Write out each line in which the string "Diameter" is present.

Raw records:
((
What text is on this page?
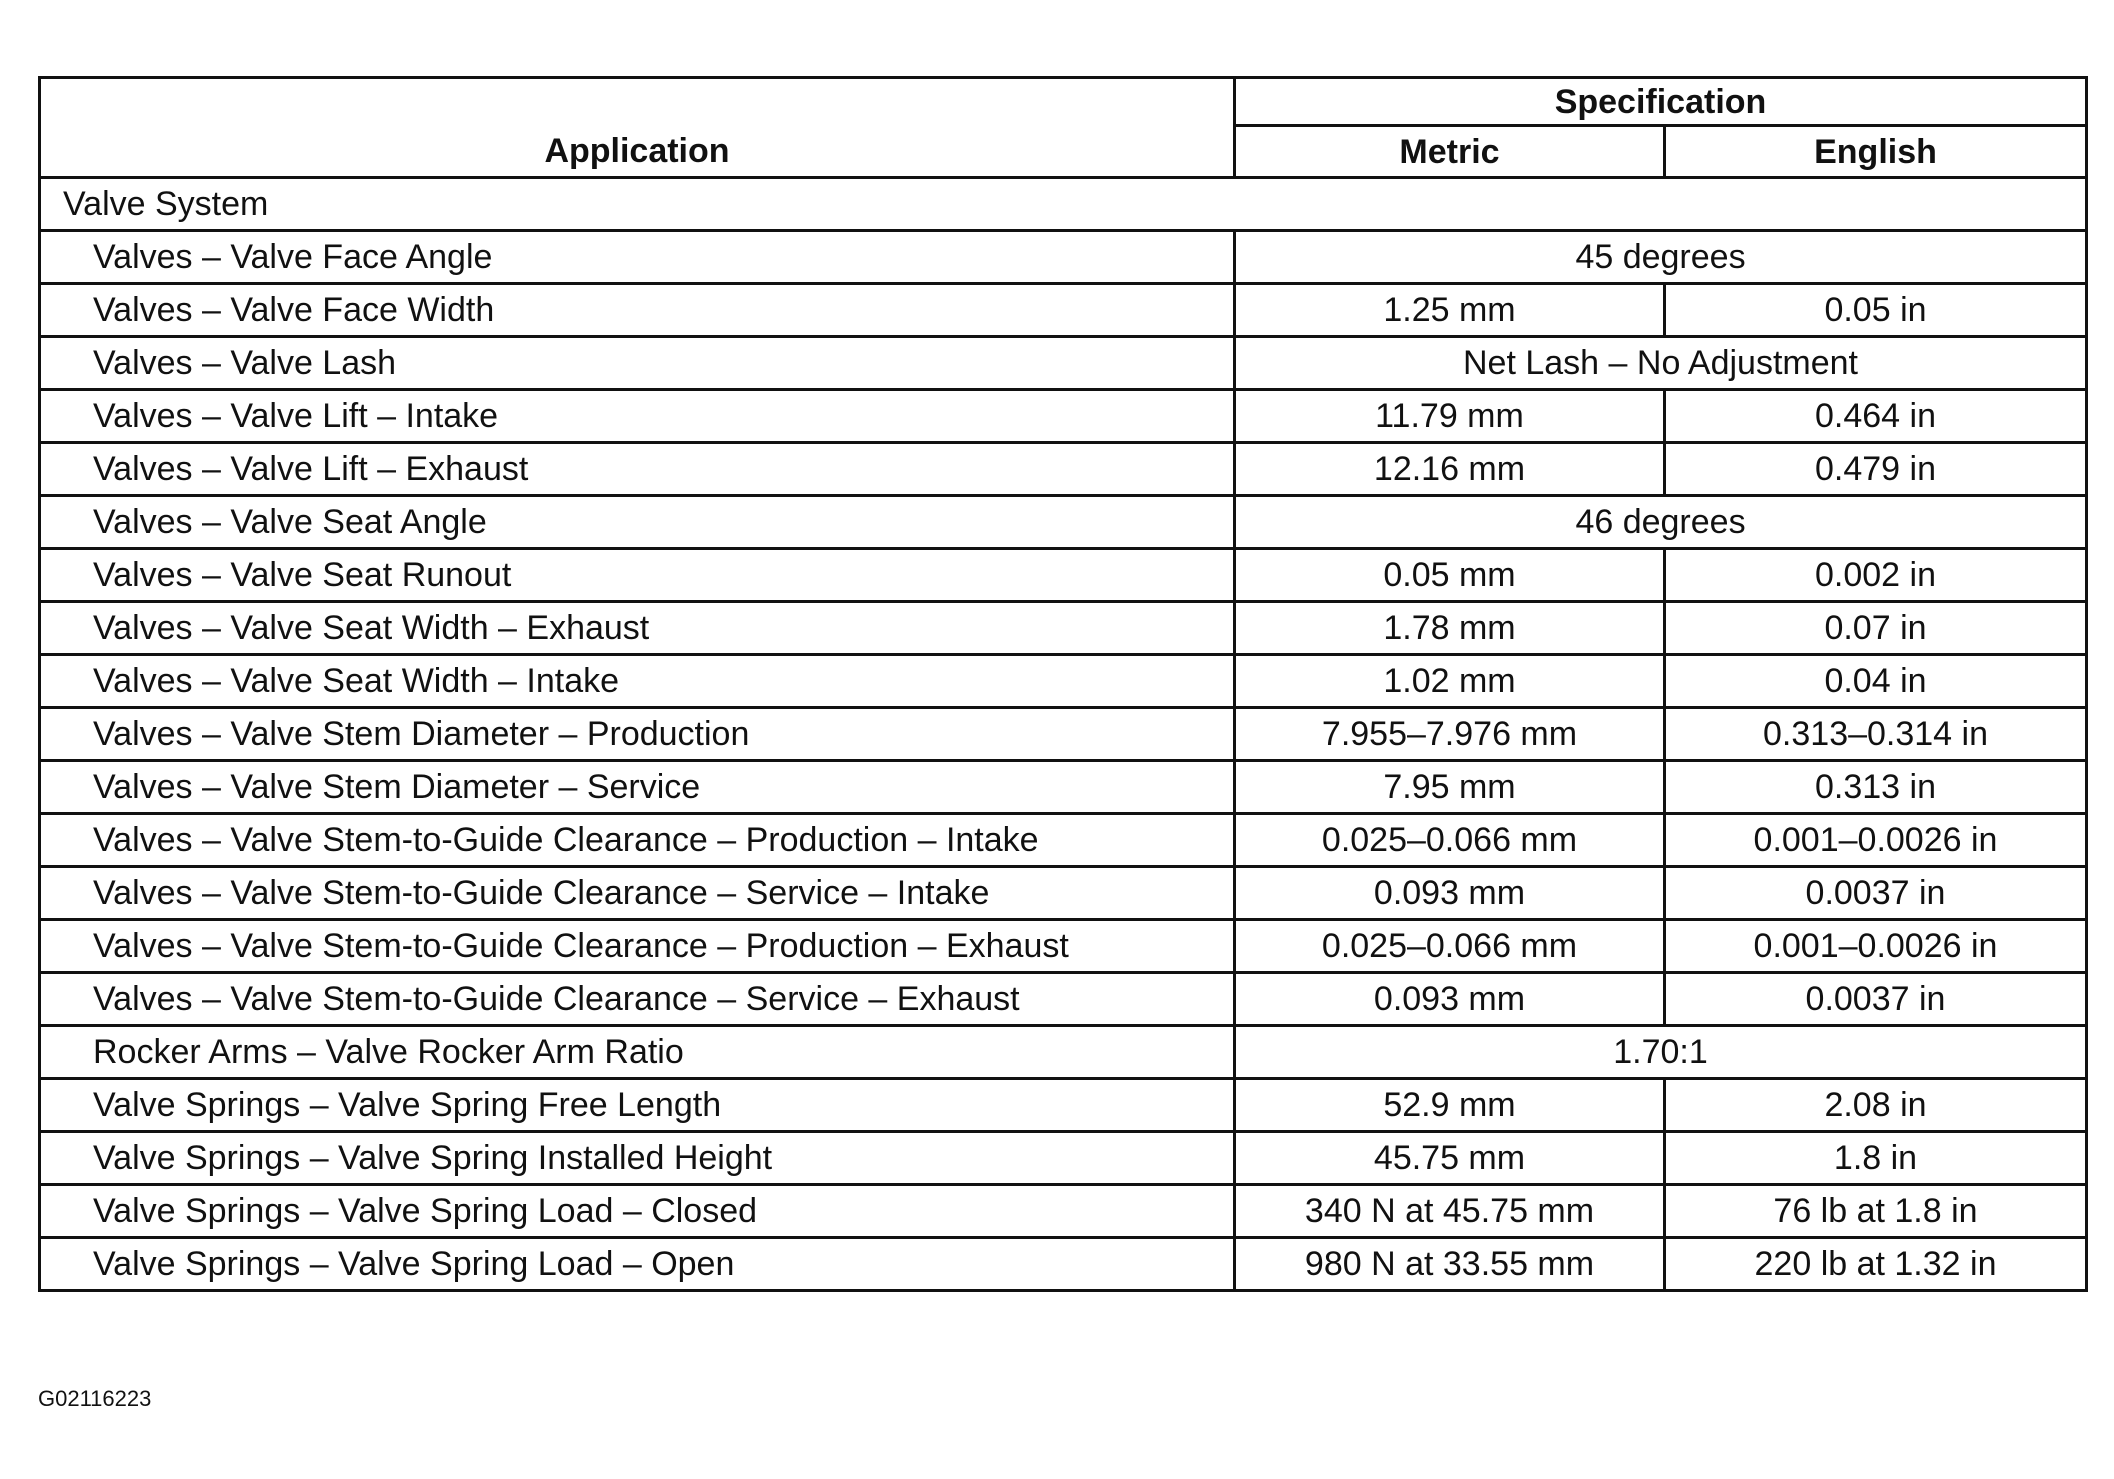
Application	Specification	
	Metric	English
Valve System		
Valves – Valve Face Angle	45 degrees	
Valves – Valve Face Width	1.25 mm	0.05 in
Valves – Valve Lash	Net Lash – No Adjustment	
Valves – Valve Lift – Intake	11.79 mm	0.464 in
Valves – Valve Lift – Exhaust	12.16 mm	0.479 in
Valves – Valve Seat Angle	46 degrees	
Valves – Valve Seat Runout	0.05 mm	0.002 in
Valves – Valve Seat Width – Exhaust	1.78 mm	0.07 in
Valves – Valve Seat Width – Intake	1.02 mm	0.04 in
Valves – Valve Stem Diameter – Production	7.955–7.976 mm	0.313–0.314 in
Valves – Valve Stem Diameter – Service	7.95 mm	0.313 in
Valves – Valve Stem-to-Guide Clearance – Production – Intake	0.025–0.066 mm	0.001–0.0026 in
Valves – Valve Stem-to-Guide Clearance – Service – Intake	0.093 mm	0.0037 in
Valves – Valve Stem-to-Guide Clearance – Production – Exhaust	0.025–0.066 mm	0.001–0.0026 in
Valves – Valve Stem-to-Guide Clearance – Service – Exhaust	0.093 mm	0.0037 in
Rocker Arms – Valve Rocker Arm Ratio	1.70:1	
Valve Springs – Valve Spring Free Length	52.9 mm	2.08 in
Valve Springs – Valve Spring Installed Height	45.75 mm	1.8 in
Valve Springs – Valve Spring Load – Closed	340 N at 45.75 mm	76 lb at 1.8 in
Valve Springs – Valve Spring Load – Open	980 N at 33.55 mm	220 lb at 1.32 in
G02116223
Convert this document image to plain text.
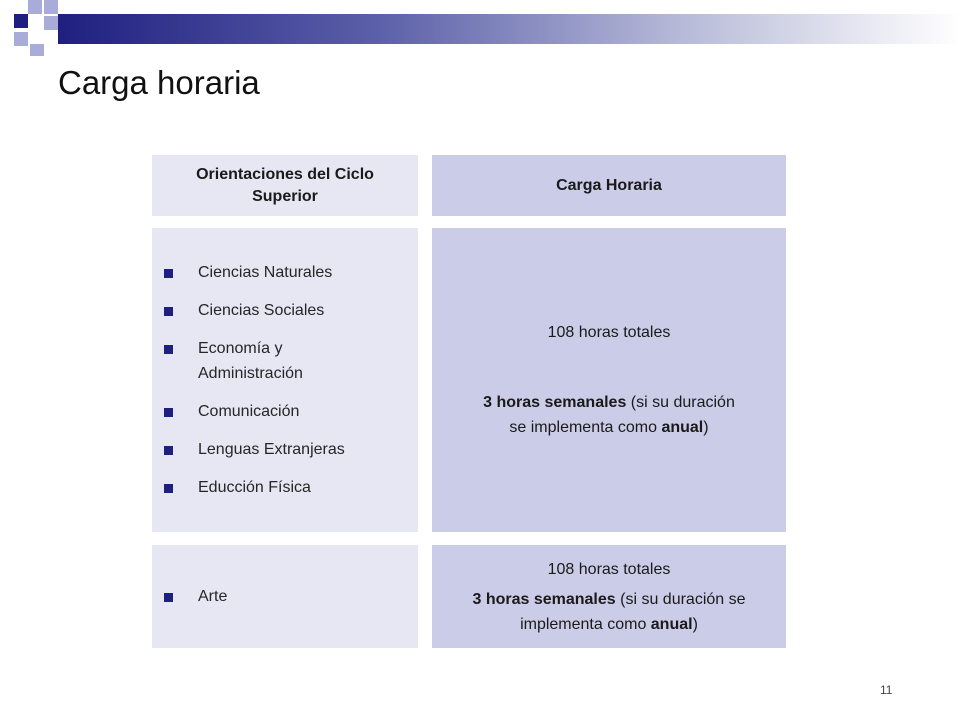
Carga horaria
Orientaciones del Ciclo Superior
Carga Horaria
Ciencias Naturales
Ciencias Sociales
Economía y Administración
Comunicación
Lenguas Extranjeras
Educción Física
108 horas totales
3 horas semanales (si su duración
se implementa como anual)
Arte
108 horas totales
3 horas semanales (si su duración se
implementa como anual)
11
))
((
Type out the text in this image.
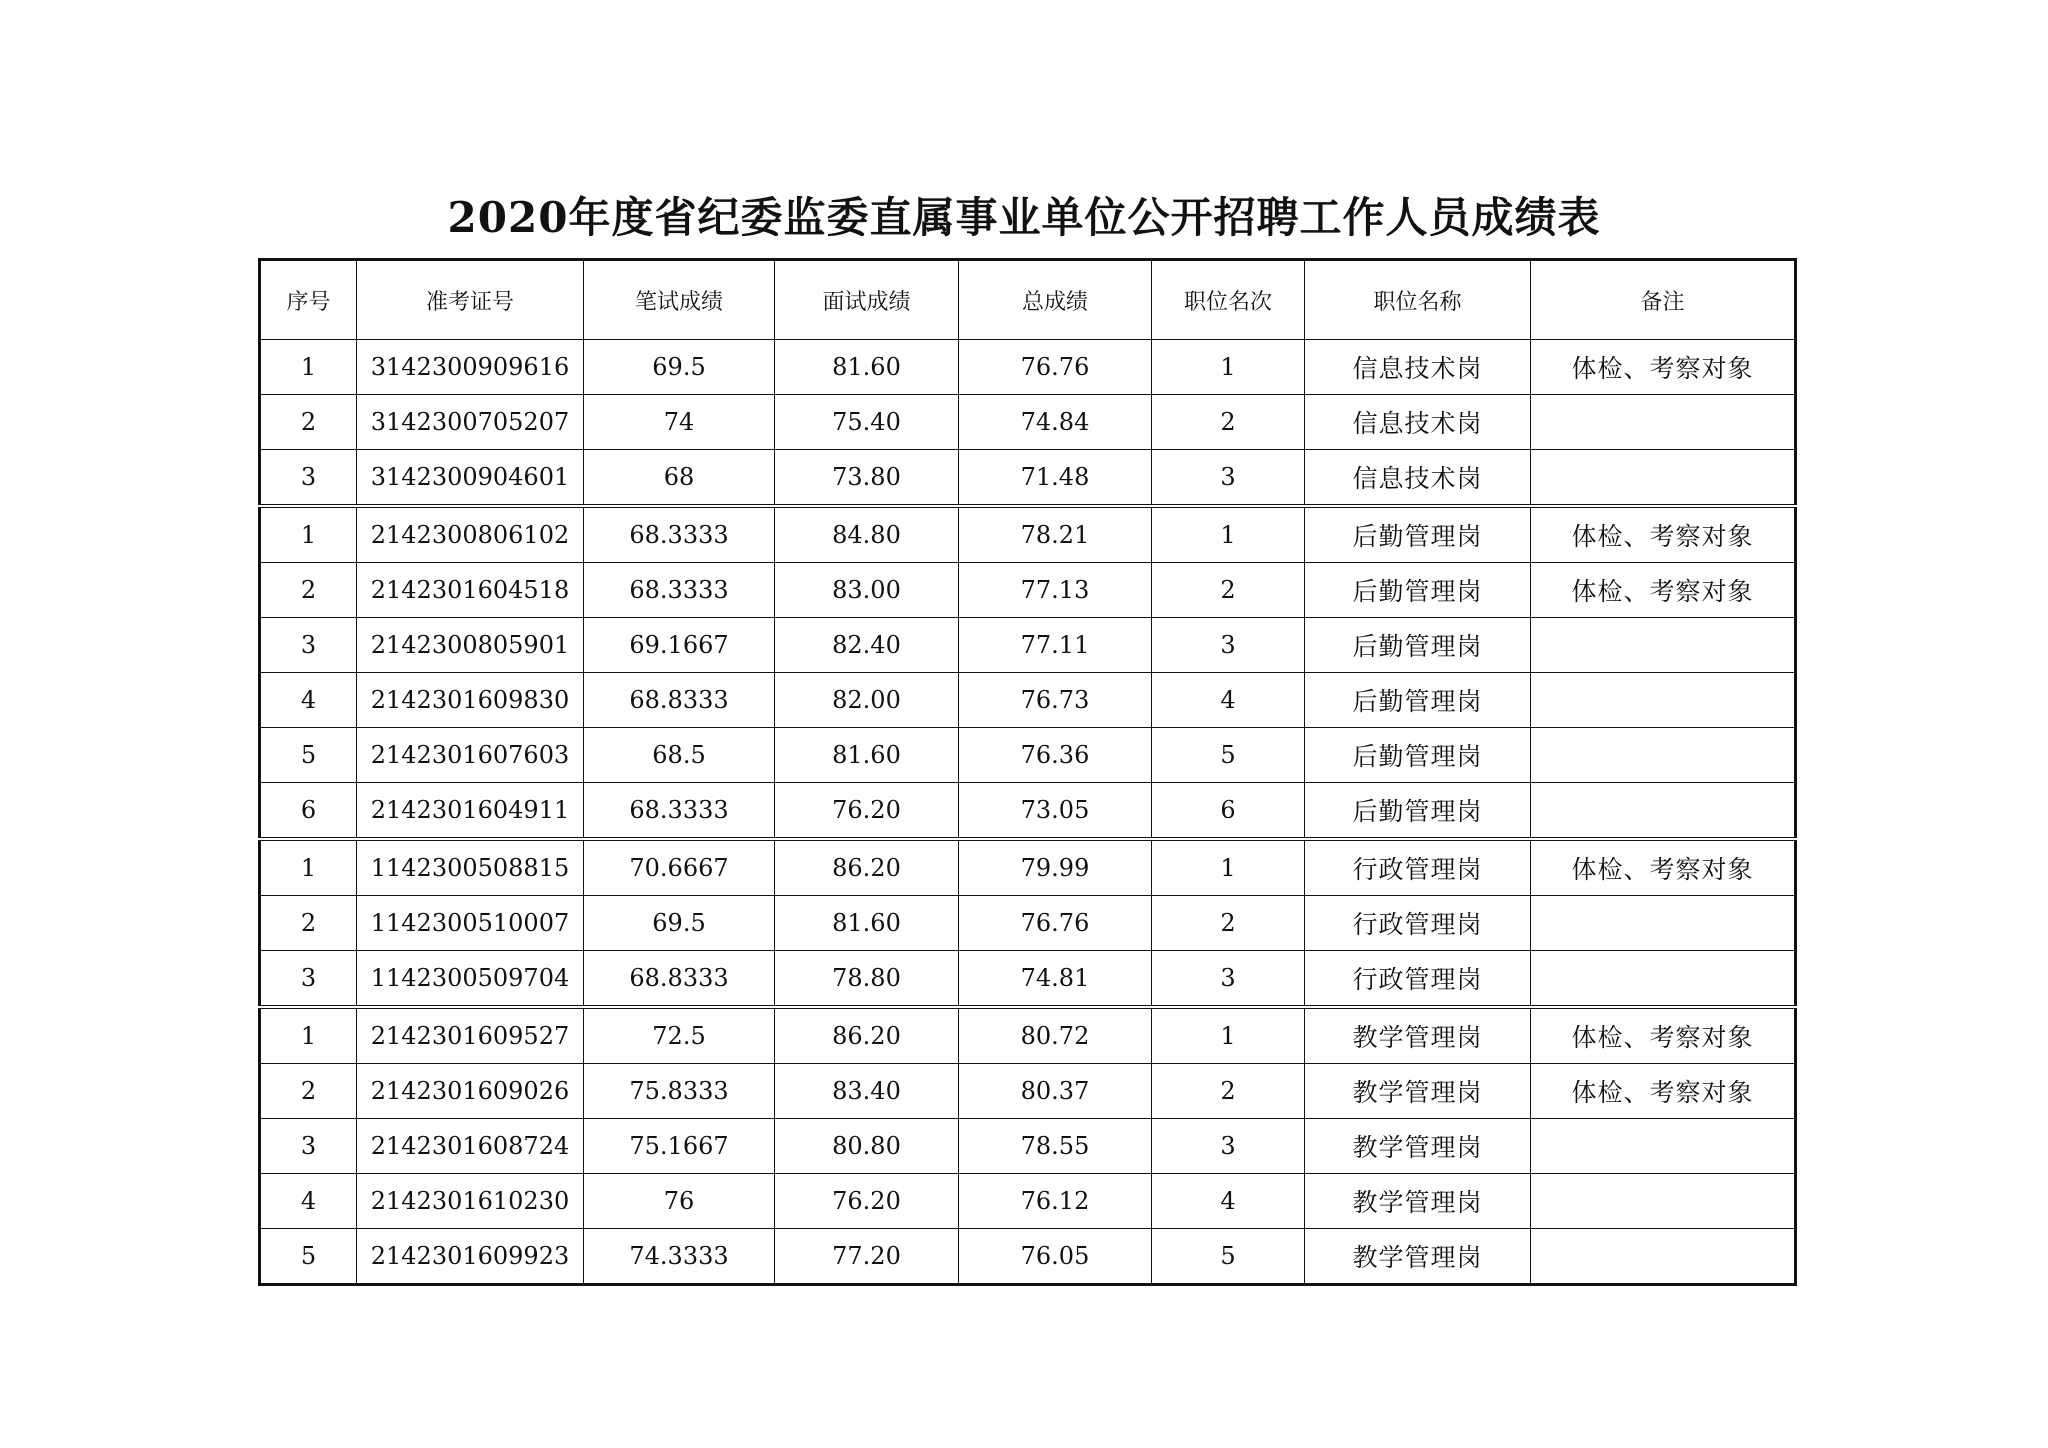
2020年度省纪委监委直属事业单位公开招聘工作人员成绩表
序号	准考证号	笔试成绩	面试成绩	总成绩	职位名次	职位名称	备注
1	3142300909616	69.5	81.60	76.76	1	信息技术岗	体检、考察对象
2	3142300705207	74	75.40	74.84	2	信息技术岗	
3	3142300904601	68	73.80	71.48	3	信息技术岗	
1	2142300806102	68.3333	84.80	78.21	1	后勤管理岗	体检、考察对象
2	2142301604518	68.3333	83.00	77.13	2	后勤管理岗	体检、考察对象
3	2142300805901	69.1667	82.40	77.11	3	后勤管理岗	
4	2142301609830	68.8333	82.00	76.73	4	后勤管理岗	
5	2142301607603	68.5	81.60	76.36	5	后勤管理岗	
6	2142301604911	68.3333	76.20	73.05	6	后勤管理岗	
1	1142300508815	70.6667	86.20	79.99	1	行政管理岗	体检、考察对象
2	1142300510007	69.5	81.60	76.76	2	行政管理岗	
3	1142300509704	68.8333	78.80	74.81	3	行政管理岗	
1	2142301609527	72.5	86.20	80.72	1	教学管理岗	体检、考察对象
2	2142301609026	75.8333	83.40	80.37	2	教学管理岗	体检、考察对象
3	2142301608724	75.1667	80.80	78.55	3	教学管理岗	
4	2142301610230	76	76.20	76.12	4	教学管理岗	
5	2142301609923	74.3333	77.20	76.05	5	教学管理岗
))
((
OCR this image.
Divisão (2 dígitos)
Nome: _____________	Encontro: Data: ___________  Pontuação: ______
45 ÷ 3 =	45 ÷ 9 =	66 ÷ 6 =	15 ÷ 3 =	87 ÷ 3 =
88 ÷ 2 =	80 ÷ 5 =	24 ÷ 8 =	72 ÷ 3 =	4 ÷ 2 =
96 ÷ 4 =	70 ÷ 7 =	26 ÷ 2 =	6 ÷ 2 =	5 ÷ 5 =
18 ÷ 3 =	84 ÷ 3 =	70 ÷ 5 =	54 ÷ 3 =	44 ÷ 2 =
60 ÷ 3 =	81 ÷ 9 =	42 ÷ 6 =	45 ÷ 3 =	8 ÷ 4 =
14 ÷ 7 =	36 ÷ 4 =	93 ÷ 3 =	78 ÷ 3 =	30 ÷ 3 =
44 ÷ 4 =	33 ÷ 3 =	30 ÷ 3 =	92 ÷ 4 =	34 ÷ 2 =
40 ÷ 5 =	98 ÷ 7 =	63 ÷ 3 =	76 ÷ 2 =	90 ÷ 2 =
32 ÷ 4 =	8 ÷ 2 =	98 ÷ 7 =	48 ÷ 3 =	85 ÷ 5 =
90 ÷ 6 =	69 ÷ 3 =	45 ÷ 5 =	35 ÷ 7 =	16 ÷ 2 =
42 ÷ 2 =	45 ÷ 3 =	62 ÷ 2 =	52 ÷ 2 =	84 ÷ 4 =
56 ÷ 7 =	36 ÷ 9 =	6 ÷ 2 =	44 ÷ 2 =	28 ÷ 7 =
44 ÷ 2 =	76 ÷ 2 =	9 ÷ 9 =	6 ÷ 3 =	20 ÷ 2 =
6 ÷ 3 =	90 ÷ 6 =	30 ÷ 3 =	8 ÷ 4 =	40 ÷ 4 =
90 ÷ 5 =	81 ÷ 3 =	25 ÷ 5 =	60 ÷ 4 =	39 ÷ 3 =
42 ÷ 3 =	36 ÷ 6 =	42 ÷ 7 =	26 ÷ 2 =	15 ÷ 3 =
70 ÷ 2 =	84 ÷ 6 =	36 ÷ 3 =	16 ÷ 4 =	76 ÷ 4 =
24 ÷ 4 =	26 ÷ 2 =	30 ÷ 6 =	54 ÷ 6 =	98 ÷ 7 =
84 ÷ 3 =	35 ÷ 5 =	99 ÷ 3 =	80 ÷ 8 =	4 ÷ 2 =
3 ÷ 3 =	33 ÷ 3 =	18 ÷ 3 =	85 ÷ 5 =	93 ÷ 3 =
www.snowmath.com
))
__IN RESPONSE__.
Valves – Valve Stem Diameter – Production	7.955–7.976 mm	0.313–0.314 in
Valves – Valve Stem Diameter – Service	7.95 mm	0.313 in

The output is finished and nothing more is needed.